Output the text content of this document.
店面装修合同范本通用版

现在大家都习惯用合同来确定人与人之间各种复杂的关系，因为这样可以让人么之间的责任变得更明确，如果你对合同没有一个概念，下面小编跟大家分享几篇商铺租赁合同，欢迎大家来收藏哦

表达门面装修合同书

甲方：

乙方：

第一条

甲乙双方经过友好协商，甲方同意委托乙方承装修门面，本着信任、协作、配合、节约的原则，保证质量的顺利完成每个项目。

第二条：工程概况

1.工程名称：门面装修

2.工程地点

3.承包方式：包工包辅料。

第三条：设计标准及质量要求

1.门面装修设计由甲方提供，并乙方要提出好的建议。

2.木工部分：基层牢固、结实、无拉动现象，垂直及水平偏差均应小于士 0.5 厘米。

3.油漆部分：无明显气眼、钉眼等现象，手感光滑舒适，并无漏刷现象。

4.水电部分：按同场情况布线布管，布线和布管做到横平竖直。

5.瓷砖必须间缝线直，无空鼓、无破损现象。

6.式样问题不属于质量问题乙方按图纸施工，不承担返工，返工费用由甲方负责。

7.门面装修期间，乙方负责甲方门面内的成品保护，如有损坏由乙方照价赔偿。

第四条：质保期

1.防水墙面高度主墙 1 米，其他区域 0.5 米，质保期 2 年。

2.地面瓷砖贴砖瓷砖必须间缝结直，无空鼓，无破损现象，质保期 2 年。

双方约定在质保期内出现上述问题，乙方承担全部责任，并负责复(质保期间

Aim:
Make an exact copy of all the data.

Answer to the exercise:
Output the text content of this document.
店面装修合同范本通用版

现在大家都习惯用合同来确定人与人之间各种复杂的关系，因为这样可以让人么之间的责任变得更明确，如果你对合同没有一个概念，下面小编跟大家分享几篇商铺租赁合同，欢迎大家来收藏哦

表达门面装修合同书

甲方：

乙方：

第一条

甲乙双方经过友好协商，甲方同意委托乙方承装修门面，本着信任、协作、配合、节约的原则，保证质量的顺利完成每个项目。

第二条：工程概况

1.工程名称：门面装修

2.工程地点

3.承包方式：包工包辅料。

第三条：设计标准及质量要求

1.门面装修设计由甲方提供，并乙方要提出好的建议。

2.木工部分：基层牢固、结实、无拉动现象，垂直及水平偏差均应小于士 0.5 厘米。

3.油漆部分：无明显气眼、钉眼等现象，手感光滑舒适，并无漏刷现象。

4.水电部分：按同场情况布线布管，布线和布管做到横平竖直。

5.瓷砖必须间缝线直，无空鼓、无破损现象。

6.式样问题不属于质量问题乙方按图纸施工，不承担返工，返工费用由甲方负责。

7.门面装修期间，乙方负责甲方门面内的成品保护，如有损坏由乙方照价赔偿。

第四条：质保期

1.防水墙面高度主墙 1 米，其他区域 0.5 米，质保期 2 年。

2.地面瓷砖贴砖瓷砖必须间缝结直，无空鼓，无破损现象，质保期 2 年。

双方约定在质保期内出现上述问题，乙方承担全部责任，并负责复(质保期间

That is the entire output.